▶ [TASK TO CARRY OUT]: Could the lines from the one with "Decode this image" through the end of the listing be restated exactly, with nothing else included?

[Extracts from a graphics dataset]
------------------------------------------------------------
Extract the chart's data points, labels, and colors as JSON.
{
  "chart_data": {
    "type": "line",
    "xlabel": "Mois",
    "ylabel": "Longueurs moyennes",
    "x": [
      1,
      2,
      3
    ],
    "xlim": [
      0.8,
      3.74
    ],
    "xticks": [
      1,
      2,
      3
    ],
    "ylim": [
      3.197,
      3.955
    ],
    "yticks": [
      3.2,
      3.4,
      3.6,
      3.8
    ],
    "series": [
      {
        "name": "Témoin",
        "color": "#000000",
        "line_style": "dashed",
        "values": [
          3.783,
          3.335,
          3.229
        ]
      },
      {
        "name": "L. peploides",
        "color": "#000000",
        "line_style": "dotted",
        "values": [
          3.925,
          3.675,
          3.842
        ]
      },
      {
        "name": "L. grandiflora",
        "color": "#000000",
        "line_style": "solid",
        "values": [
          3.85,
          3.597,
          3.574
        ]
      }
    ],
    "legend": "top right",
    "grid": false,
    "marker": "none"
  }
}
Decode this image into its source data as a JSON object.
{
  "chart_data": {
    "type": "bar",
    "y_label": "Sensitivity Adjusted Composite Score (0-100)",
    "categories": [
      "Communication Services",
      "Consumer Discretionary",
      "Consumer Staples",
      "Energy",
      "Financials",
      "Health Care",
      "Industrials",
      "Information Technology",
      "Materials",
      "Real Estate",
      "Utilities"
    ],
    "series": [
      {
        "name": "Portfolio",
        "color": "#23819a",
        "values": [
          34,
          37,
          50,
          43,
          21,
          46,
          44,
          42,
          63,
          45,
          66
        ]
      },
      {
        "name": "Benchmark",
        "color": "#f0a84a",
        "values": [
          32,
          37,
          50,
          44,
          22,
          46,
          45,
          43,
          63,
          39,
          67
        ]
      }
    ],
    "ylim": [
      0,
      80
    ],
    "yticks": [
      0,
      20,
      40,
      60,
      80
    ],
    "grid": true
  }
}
------------------------------------------------------------
▶ [RESPONSE TO THE TASK]:
Decode this image into its source data as a JSON object.
{
  "chart_data": {
    "type": "bar",
    "y_label": "Sensitivity Adjusted Composite Score (0-100)",
    "categories": [
      "Communication Services",
      "Consumer Discretionary",
      "Consumer Staples",
      "Energy",
      "Financials",
      "Health Care",
      "Industrials",
      "Information Technology",
      "Materials",
      "Real Estate",
      "Utilities"
    ],
    "series": [
      {
        "name": "Portfolio",
        "color": "#23819a",
        "values": [
          34,
          37,
          50,
          43,
          21,
          46,
          44,
          42,
          63,
          45,
          66
        ]
      },
      {
        "name": "Benchmark",
        "color": "#f0a84a",
        "values": [
          32,
          37,
          50,
          44,
          22,
          46,
          45,
          43,
          63,
          39,
          67
        ]
      }
    ],
    "ylim": [
      0,
      80
    ],
    "yticks": [
      0,
      20,
      40,
      60,
      80
    ],
    "grid": true
  }
}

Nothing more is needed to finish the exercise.